**REQUEST:** Report the count of lines where the string "nuvemshop" appears, and nothing else.

>>>

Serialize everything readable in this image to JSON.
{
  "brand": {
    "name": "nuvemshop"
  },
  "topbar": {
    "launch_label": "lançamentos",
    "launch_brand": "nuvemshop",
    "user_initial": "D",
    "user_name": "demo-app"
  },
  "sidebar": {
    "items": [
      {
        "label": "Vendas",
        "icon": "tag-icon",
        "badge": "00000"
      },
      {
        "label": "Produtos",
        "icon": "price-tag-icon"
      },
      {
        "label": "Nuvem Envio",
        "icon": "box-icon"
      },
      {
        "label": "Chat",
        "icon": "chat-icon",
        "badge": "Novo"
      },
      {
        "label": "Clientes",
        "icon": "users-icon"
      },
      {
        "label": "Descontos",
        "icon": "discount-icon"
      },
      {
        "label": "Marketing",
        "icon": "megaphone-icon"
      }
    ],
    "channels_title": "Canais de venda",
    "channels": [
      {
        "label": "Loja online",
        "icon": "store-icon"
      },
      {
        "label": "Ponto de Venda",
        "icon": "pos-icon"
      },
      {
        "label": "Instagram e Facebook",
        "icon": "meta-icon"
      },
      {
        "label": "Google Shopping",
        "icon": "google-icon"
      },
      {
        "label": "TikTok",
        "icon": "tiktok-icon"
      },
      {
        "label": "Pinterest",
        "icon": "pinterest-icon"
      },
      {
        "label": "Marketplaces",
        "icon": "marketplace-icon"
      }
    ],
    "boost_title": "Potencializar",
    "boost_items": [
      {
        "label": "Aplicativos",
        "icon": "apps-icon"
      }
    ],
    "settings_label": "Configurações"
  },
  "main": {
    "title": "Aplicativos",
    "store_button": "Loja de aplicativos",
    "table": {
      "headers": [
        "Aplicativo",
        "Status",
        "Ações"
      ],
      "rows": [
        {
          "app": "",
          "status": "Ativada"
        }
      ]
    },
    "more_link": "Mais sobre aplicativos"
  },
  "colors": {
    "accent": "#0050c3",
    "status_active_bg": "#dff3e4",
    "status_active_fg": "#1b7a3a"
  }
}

<<<

**SOLUTION TO THIS PROBLEM:** 2